━━━ Data for processing
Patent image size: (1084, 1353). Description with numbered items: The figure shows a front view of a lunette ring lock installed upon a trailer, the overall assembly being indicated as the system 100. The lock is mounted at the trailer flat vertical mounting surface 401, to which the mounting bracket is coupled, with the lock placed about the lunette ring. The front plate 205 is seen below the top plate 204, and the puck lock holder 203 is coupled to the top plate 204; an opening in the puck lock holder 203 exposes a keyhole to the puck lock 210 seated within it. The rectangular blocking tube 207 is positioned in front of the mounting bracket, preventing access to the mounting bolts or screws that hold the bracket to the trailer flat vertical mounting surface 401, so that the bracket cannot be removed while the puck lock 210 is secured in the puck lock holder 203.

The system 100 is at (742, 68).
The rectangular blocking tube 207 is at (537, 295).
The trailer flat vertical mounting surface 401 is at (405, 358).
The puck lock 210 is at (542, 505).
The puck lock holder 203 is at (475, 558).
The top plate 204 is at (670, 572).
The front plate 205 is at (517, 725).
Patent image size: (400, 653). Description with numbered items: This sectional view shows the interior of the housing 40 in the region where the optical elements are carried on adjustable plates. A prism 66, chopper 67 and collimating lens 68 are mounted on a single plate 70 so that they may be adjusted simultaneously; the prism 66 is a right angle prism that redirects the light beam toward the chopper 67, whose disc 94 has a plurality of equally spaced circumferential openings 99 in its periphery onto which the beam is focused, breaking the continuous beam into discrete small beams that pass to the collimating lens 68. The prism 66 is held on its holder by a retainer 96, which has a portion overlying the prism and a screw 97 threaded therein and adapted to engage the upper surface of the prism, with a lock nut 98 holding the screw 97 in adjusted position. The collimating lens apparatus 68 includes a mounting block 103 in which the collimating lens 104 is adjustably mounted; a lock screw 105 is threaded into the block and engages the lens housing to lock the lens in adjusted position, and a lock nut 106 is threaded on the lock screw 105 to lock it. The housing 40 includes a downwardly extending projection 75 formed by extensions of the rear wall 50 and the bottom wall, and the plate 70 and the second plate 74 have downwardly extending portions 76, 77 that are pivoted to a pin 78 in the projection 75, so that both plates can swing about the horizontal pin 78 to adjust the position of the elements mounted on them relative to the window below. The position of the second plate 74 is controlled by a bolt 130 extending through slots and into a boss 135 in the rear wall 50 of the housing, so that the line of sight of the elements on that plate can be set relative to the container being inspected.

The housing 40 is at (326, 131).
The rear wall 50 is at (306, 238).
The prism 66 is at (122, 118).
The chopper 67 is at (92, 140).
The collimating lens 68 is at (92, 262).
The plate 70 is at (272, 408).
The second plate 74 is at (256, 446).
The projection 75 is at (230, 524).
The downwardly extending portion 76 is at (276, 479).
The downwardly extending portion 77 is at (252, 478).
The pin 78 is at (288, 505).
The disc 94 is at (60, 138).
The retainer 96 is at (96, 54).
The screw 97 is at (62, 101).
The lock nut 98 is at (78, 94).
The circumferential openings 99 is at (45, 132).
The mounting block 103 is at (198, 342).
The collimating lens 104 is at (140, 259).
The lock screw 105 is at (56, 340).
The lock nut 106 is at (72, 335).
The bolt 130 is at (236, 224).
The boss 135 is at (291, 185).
━━━━━━
> What is asked: Pull out each line of the data above that contains the word "blocking".

> Task output:
Patent image size: (1084, 1353). Description with numbered items: The figure shows a front view of a lunette ring lock installed upon a trailer, the overall assembly being indicated as the system 100. The lock is mounted at the trailer flat vertical mounting surface 401, to which the mounting bracket is coupled, with the lock placed about the lunette ring. The front plate 205 is seen below the top plate 204, and the puck lock holder 203 is coupled to the top plate 204; an opening in the puck lock holder 203 exposes a keyhole to the puck lock 210 seated within it. The rectangular blocking tube 207 is positioned in front of the mounting bracket, preventing access to the mounting bolts or screws that hold the bracket to the trailer flat vertical mounting surface 401, so that the bracket cannot be removed while the puck lock 210 is secured in the puck lock holder 203.
The rectangular blocking tube 207 is at (537, 295).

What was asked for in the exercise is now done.